The problem :: Return every record below exactly as written, omitting any pictures.

Input material ::
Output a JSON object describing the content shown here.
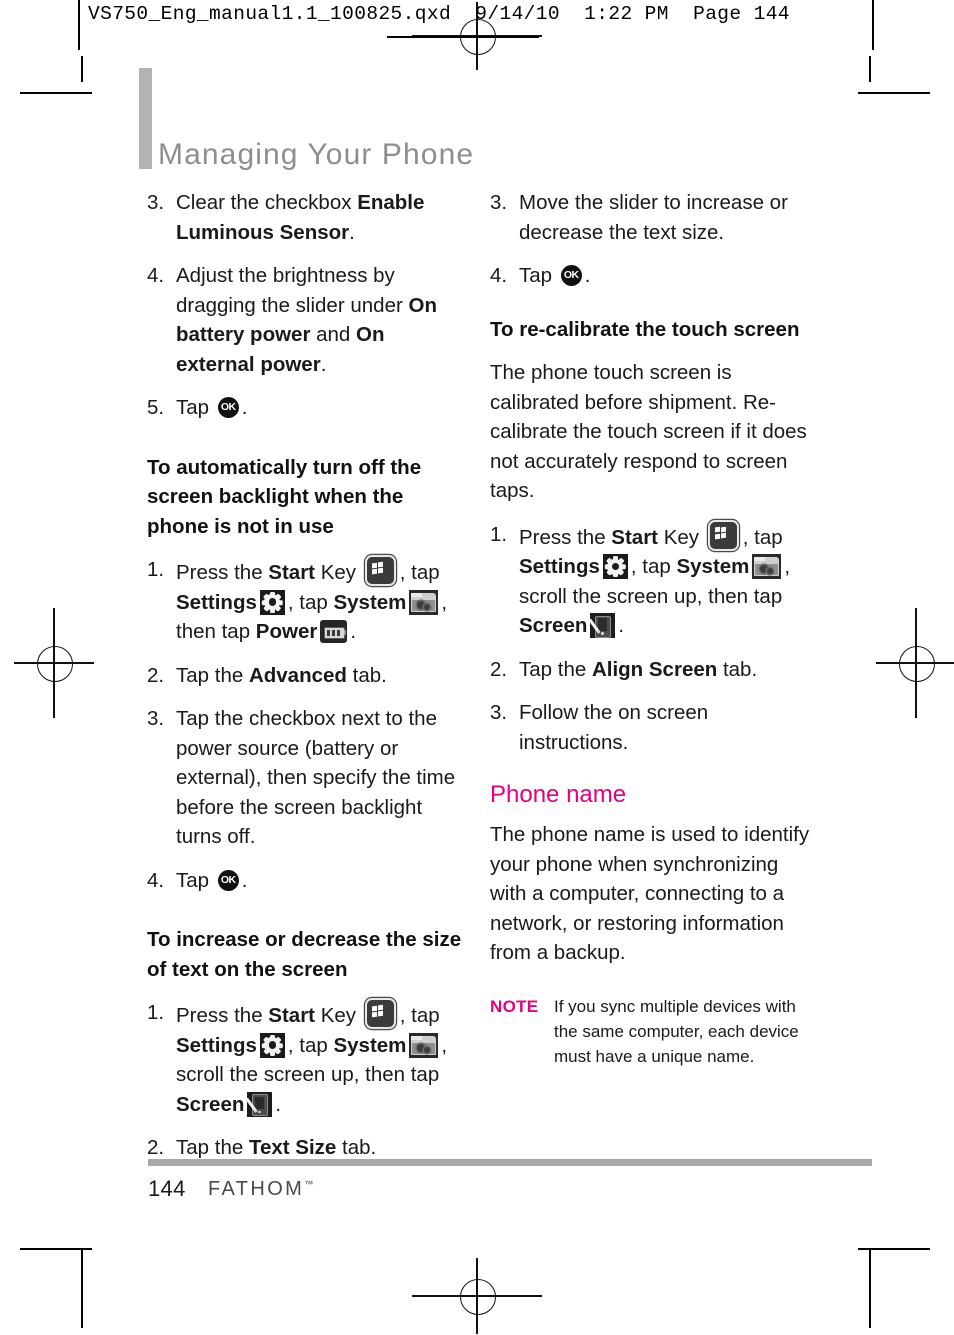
{
  "slug": {
    "text": "VS750_Eng_manual1.1_100825.qxd  9/14/10  1:22 PM  Page 144"
  },
  "header": {
    "chapter_title": "Managing Your Phone"
  },
  "colors": {
    "accent_magenta": "#e5007d",
    "title_gray": "#8e8e8e",
    "rule_gray": "#a8a8a8"
  },
  "icons": {
    "ok": "OK",
    "start": "start-key-icon",
    "settings": "settings-gear-icon",
    "system": "system-folder-icon",
    "power": "power-battery-icon",
    "screen": "screen-stylus-icon"
  },
  "left_column": {
    "step3": {
      "num": "3.",
      "t1": "Clear the checkbox ",
      "b1": "Enable Luminous Sensor",
      "t2": "."
    },
    "step4": {
      "num": "4.",
      "t1": "Adjust the brightness by dragging the slider under ",
      "b1": "On battery power",
      "t2": " and ",
      "b2": "On external power",
      "t3": "."
    },
    "step5": {
      "num": "5.",
      "t1": "Tap ",
      "t2": "."
    },
    "subhead1": "To automatically turn off the screen backlight when the phone is not in use",
    "s1_step1": {
      "num": "1.",
      "t1": "Press the ",
      "b1": "Start",
      "t2": " Key ",
      "t3": ", tap ",
      "b2": "Settings",
      "t4": ", tap ",
      "b3": "System",
      "t5": ", then tap ",
      "b4": "Power",
      "t6": "."
    },
    "s1_step2": {
      "num": "2.",
      "t1": "Tap the ",
      "b1": "Advanced",
      "t2": " tab."
    },
    "s1_step3": {
      "num": "3.",
      "t1": "Tap the checkbox next to the power source (battery or external), then specify the time before the screen backlight turns off."
    },
    "s1_step4": {
      "num": "4.",
      "t1": "Tap ",
      "t2": "."
    },
    "subhead2": "To increase or decrease the size of text on the screen",
    "s2_step1": {
      "num": "1.",
      "t1": "Press the ",
      "b1": "Start",
      "t2": " Key ",
      "t3": ", tap ",
      "b2": "Settings",
      "t4": ", tap ",
      "b3": "System",
      "t5": ", scroll the screen up, then tap ",
      "b4": "Screen",
      "t6": "."
    },
    "s2_step2": {
      "num": "2.",
      "t1": "Tap the ",
      "b1": "Text Size",
      "t2": " tab."
    }
  },
  "right_column": {
    "step3": {
      "num": "3.",
      "t1": "Move the slider to increase or decrease the text size."
    },
    "step4": {
      "num": "4.",
      "t1": "Tap ",
      "t2": "."
    },
    "subhead1": "To re-calibrate the touch screen",
    "para1": "The phone touch screen is calibrated before shipment. Re-calibrate the touch screen if it does not accurately respond to screen taps.",
    "r1_step1": {
      "num": "1.",
      "t1": "Press the ",
      "b1": "Start",
      "t2": " Key ",
      "t3": ", tap ",
      "b2": "Settings",
      "t4": ", tap ",
      "b3": "System",
      "t5": ", scroll the screen up, then tap ",
      "b4": "Screen",
      "t6": "."
    },
    "r1_step2": {
      "num": "2.",
      "t1": "Tap the ",
      "b1": "Align Screen",
      "t2": " tab."
    },
    "r1_step3": {
      "num": "3.",
      "t1": "Follow the on screen instructions."
    },
    "section_head": "Phone name",
    "para2": "The phone name is used to identify your phone when synchronizing with a computer, connecting to a network, or restoring information from a backup.",
    "note": {
      "label": "NOTE",
      "text": "If you sync multiple devices with the same computer, each device must have a unique name."
    }
  },
  "footer": {
    "page_number": "144",
    "brand": "FATHOM",
    "trademark": "™"
  }
}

In response ::
Output a JSON object describing the content shown here.
{
  "slug": {
    "text": "VS750_Eng_manual1.1_100825.qxd  9/14/10  1:22 PM  Page 144"
  },
  "header": {
    "chapter_title": "Managing Your Phone"
  },
  "colors": {
    "accent_magenta": "#e5007d",
    "title_gray": "#8e8e8e",
    "rule_gray": "#a8a8a8"
  },
  "icons": {
    "ok": "OK",
    "start": "start-key-icon",
    "settings": "settings-gear-icon",
    "system": "system-folder-icon",
    "power": "power-battery-icon",
    "screen": "screen-stylus-icon"
  },
  "left_column": {
    "step3": {
      "num": "3.",
      "t1": "Clear the checkbox ",
      "b1": "Enable Luminous Sensor",
      "t2": "."
    },
    "step4": {
      "num": "4.",
      "t1": "Adjust the brightness by dragging the slider under ",
      "b1": "On battery power",
      "t2": " and ",
      "b2": "On external power",
      "t3": "."
    },
    "step5": {
      "num": "5.",
      "t1": "Tap ",
      "t2": "."
    },
    "subhead1": "To automatically turn off the screen backlight when the phone is not in use",
    "s1_step1": {
      "num": "1.",
      "t1": "Press the ",
      "b1": "Start",
      "t2": " Key ",
      "t3": ", tap ",
      "b2": "Settings",
      "t4": ", tap ",
      "b3": "System",
      "t5": ", then tap ",
      "b4": "Power",
      "t6": "."
    },
    "s1_step2": {
      "num": "2.",
      "t1": "Tap the ",
      "b1": "Advanced",
      "t2": " tab."
    },
    "s1_step3": {
      "num": "3.",
      "t1": "Tap the checkbox next to the power source (battery or external), then specify the time before the screen backlight turns off."
    },
    "s1_step4": {
      "num": "4.",
      "t1": "Tap ",
      "t2": "."
    },
    "subhead2": "To increase or decrease the size of text on the screen",
    "s2_step1": {
      "num": "1.",
      "t1": "Press the ",
      "b1": "Start",
      "t2": " Key ",
      "t3": ", tap ",
      "b2": "Settings",
      "t4": ", tap ",
      "b3": "System",
      "t5": ", scroll the screen up, then tap ",
      "b4": "Screen",
      "t6": "."
    },
    "s2_step2": {
      "num": "2.",
      "t1": "Tap the ",
      "b1": "Text Size",
      "t2": " tab."
    }
  },
  "right_column": {
    "step3": {
      "num": "3.",
      "t1": "Move the slider to increase or decrease the text size."
    },
    "step4": {
      "num": "4.",
      "t1": "Tap ",
      "t2": "."
    },
    "subhead1": "To re-calibrate the touch screen",
    "para1": "The phone touch screen is calibrated before shipment. Re-calibrate the touch screen if it does not accurately respond to screen taps.",
    "r1_step1": {
      "num": "1.",
      "t1": "Press the ",
      "b1": "Start",
      "t2": " Key ",
      "t3": ", tap ",
      "b2": "Settings",
      "t4": ", tap ",
      "b3": "System",
      "t5": ", scroll the screen up, then tap ",
      "b4": "Screen",
      "t6": "."
    },
    "r1_step2": {
      "num": "2.",
      "t1": "Tap the ",
      "b1": "Align Screen",
      "t2": " tab."
    },
    "r1_step3": {
      "num": "3.",
      "t1": "Follow the on screen instructions."
    },
    "section_head": "Phone name",
    "para2": "The phone name is used to identify your phone when synchronizing with a computer, connecting to a network, or restoring information from a backup.",
    "note": {
      "label": "NOTE",
      "text": "If you sync multiple devices with the same computer, each device must have a unique name."
    }
  },
  "footer": {
    "page_number": "144",
    "brand": "FATHOM",
    "trademark": "™"
  }
}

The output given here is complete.